Stored items from a collection:
==========

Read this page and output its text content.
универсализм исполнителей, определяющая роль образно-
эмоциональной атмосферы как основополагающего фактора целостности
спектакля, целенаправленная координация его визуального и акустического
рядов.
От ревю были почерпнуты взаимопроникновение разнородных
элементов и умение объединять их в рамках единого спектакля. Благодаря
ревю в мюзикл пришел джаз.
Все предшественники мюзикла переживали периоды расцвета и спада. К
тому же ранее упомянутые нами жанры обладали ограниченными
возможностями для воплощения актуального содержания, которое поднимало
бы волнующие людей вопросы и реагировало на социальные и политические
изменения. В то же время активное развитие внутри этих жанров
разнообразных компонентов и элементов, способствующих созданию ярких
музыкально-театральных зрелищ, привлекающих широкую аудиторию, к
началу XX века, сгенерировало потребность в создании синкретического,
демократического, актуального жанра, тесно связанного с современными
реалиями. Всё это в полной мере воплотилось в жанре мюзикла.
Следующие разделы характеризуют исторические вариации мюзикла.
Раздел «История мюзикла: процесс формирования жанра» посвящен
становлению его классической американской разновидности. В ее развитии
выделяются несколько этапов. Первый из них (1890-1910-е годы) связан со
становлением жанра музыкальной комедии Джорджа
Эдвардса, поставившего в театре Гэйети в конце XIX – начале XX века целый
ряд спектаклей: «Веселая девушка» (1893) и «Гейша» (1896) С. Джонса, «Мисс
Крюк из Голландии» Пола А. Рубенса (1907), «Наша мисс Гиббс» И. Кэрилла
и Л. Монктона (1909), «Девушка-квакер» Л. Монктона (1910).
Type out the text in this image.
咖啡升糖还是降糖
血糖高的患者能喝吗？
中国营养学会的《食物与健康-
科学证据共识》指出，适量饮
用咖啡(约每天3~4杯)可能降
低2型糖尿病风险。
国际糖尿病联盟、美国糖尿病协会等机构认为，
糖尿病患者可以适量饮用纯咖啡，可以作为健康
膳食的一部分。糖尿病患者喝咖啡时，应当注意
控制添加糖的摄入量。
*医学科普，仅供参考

==========

Return each entry from the material above exactly as it appears.

Read this page and output its text content.
универсализм исполнителей, определяющая роль образно-
эмоциональной атмосферы как основополагающего фактора целостности
спектакля, целенаправленная координация его визуального и акустического
рядов.
От ревю были почерпнуты взаимопроникновение разнородных
элементов и умение объединять их в рамках единого спектакля. Благодаря
ревю в мюзикл пришел джаз.
Все предшественники мюзикла переживали периоды расцвета и спада. К
тому же ранее упомянутые нами жанры обладали ограниченными
возможностями для воплощения актуального содержания, которое поднимало
бы волнующие людей вопросы и реагировало на социальные и политические
изменения. В то же время активное развитие внутри этих жанров
разнообразных компонентов и элементов, способствующих созданию ярких
музыкально-театральных зрелищ, привлекающих широкую аудиторию, к
началу XX века, сгенерировало потребность в создании синкретического,
демократического, актуального жанра, тесно связанного с современными
реалиями. Всё это в полной мере воплотилось в жанре мюзикла.
Следующие разделы характеризуют исторические вариации мюзикла.
Раздел «История мюзикла: процесс формирования жанра» посвящен
становлению его классической американской разновидности. В ее развитии
выделяются несколько этапов. Первый из них (1890-1910-е годы) связан со
становлением жанра музыкальной комедии Джорджа
Эдвардса, поставившего в театре Гэйети в конце XIX – начале XX века целый
ряд спектаклей: «Веселая девушка» (1893) и «Гейша» (1896) С. Джонса, «Мисс
Крюк из Голландии» Пола А. Рубенса (1907), «Наша мисс Гиббс» И. Кэрилла
и Л. Монктона (1909), «Девушка-квакер» Л. Монктона (1910).
Type out the text in this image.
咖啡升糖还是降糖
血糖高的患者能喝吗？
中国营养学会的《食物与健康-
科学证据共识》指出，适量饮
用咖啡(约每天3~4杯)可能降
低2型糖尿病风险。
国际糖尿病联盟、美国糖尿病协会等机构认为，
糖尿病患者可以适量饮用纯咖啡，可以作为健康
膳食的一部分。糖尿病患者喝咖啡时，应当注意
控制添加糖的摄入量。
*医学科普，仅供参考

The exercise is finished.